WHAT IS REQUIRED = Retype the records below exactly as they appear.

Dataset items
------------------------------------------------

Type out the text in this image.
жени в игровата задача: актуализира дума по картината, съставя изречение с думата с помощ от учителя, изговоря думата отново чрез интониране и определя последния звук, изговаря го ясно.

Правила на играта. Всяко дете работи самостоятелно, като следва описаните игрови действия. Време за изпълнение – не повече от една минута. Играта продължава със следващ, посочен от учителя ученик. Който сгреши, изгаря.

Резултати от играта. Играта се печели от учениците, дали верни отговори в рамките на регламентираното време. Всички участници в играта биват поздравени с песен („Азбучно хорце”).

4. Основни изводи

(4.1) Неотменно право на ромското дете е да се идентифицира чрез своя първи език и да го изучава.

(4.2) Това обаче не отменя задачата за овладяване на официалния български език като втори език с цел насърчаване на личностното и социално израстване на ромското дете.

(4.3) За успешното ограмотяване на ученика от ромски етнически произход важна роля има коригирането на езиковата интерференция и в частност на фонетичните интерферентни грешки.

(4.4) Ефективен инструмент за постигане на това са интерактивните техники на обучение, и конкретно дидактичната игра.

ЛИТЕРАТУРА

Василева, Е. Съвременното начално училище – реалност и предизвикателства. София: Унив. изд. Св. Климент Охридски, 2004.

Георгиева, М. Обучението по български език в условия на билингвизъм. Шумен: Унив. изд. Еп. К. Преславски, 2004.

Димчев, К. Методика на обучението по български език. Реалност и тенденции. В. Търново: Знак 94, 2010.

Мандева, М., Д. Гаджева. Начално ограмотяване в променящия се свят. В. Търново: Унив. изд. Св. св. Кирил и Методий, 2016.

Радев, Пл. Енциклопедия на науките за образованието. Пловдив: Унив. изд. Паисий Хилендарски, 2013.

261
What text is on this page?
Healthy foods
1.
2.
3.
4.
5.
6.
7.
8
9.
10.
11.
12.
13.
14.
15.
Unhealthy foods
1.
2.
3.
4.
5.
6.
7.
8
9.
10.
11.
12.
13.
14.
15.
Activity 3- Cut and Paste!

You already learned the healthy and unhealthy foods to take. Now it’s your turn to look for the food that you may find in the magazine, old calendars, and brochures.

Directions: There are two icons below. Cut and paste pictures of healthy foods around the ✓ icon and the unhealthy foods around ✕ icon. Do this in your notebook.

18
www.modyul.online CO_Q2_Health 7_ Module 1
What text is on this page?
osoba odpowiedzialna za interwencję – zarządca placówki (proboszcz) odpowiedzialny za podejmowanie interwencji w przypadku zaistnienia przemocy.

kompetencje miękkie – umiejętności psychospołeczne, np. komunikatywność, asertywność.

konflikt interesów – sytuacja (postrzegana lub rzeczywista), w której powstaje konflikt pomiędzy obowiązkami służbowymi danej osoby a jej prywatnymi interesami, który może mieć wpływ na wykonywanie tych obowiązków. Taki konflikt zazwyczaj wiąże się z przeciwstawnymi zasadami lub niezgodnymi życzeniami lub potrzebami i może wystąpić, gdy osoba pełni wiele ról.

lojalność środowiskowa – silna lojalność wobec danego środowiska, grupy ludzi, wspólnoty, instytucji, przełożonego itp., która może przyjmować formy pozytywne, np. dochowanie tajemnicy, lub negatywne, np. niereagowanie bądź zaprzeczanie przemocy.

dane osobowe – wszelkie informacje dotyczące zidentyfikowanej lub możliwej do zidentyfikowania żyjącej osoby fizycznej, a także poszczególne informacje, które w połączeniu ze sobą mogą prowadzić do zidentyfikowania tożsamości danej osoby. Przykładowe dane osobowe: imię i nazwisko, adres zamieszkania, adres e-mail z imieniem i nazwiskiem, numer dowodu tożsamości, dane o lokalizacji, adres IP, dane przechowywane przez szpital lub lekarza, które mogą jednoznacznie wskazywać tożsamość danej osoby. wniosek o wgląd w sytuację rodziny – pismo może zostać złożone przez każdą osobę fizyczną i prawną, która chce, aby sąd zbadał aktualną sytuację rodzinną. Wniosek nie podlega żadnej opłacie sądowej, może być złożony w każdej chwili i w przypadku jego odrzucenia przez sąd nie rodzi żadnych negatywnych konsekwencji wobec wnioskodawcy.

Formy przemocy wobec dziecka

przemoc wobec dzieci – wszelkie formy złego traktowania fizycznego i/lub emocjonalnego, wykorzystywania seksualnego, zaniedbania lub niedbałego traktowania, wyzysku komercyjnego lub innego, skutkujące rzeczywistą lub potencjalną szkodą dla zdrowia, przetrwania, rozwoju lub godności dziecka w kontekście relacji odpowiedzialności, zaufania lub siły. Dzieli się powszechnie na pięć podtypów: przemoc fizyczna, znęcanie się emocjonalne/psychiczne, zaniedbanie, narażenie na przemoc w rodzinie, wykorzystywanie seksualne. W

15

------------------------------------------------

EXERCISE SOLUTION =
Type out the text in this image.
жени в игровата задача: актуализира дума по картината, съставя изречение с думата с помощ от учителя, изговоря думата отново чрез интониране и определя последния звук, изговаря го ясно.

Правила на играта. Всяко дете работи самостоятелно, като следва описаните игрови действия. Време за изпълнение – не повече от една минута. Играта продължава със следващ, посочен от учителя ученик. Който сгреши, изгаря.

Резултати от играта. Играта се печели от учениците, дали верни отговори в рамките на регламентираното време. Всички участници в играта биват поздравени с песен („Азбучно хорце”).

4. Основни изводи

(4.1) Неотменно право на ромското дете е да се идентифицира чрез своя първи език и да го изучава.

(4.2) Това обаче не отменя задачата за овладяване на официалния български език като втори език с цел насърчаване на личностното и социално израстване на ромското дете.

(4.3) За успешното ограмотяване на ученика от ромски етнически произход важна роля има коригирането на езиковата интерференция и в частност на фонетичните интерферентни грешки.

(4.4) Ефективен инструмент за постигане на това са интерактивните техники на обучение, и конкретно дидактичната игра.

ЛИТЕРАТУРА

Василева, Е. Съвременното начално училище – реалност и предизвикателства. София: Унив. изд. Св. Климент Охридски, 2004.

Георгиева, М. Обучението по български език в условия на билингвизъм. Шумен: Унив. изд. Еп. К. Преславски, 2004.

Димчев, К. Методика на обучението по български език. Реалност и тенденции. В. Търново: Знак 94, 2010.

Мандева, М., Д. Гаджева. Начално ограмотяване в променящия се свят. В. Търново: Унив. изд. Св. св. Кирил и Методий, 2016.

Радев, Пл. Енциклопедия на науките за образованието. Пловдив: Унив. изд. Паисий Хилендарски, 2013.

261
What text is on this page?
Healthy foods
1.
2.
3.
4.
5.
6.
7.
8
9.
10.
11.
12.
13.
14.
15.
Unhealthy foods
1.
2.
3.
4.
5.
6.
7.
8
9.
10.
11.
12.
13.
14.
15.
Activity 3- Cut and Paste!

You already learned the healthy and unhealthy foods to take. Now it’s your turn to look for the food that you may find in the magazine, old calendars, and brochures.

Directions: There are two icons below. Cut and paste pictures of healthy foods around the ✓ icon and the unhealthy foods around ✕ icon. Do this in your notebook.

18
www.modyul.online CO_Q2_Health 7_ Module 1
What text is on this page?
osoba odpowiedzialna za interwencję – zarządca placówki (proboszcz) odpowiedzialny za podejmowanie interwencji w przypadku zaistnienia przemocy.

kompetencje miękkie – umiejętności psychospołeczne, np. komunikatywność, asertywność.

konflikt interesów – sytuacja (postrzegana lub rzeczywista), w której powstaje konflikt pomiędzy obowiązkami służbowymi danej osoby a jej prywatnymi interesami, który może mieć wpływ na wykonywanie tych obowiązków. Taki konflikt zazwyczaj wiąże się z przeciwstawnymi zasadami lub niezgodnymi życzeniami lub potrzebami i może wystąpić, gdy osoba pełni wiele ról.

lojalność środowiskowa – silna lojalność wobec danego środowiska, grupy ludzi, wspólnoty, instytucji, przełożonego itp., która może przyjmować formy pozytywne, np. dochowanie tajemnicy, lub negatywne, np. niereagowanie bądź zaprzeczanie przemocy.

dane osobowe – wszelkie informacje dotyczące zidentyfikowanej lub możliwej do zidentyfikowania żyjącej osoby fizycznej, a także poszczególne informacje, które w połączeniu ze sobą mogą prowadzić do zidentyfikowania tożsamości danej osoby. Przykładowe dane osobowe: imię i nazwisko, adres zamieszkania, adres e-mail z imieniem i nazwiskiem, numer dowodu tożsamości, dane o lokalizacji, adres IP, dane przechowywane przez szpital lub lekarza, które mogą jednoznacznie wskazywać tożsamość danej osoby. wniosek o wgląd w sytuację rodziny – pismo może zostać złożone przez każdą osobę fizyczną i prawną, która chce, aby sąd zbadał aktualną sytuację rodzinną. Wniosek nie podlega żadnej opłacie sądowej, może być złożony w każdej chwili i w przypadku jego odrzucenia przez sąd nie rodzi żadnych negatywnych konsekwencji wobec wnioskodawcy.

Formy przemocy wobec dziecka

przemoc wobec dzieci – wszelkie formy złego traktowania fizycznego i/lub emocjonalnego, wykorzystywania seksualnego, zaniedbania lub niedbałego traktowania, wyzysku komercyjnego lub innego, skutkujące rzeczywistą lub potencjalną szkodą dla zdrowia, przetrwania, rozwoju lub godności dziecka w kontekście relacji odpowiedzialności, zaufania lub siły. Dzieli się powszechnie na pięć podtypów: przemoc fizyczna, znęcanie się emocjonalne/psychiczne, zaniedbanie, narażenie na przemoc w rodzinie, wykorzystywanie seksualne. W

15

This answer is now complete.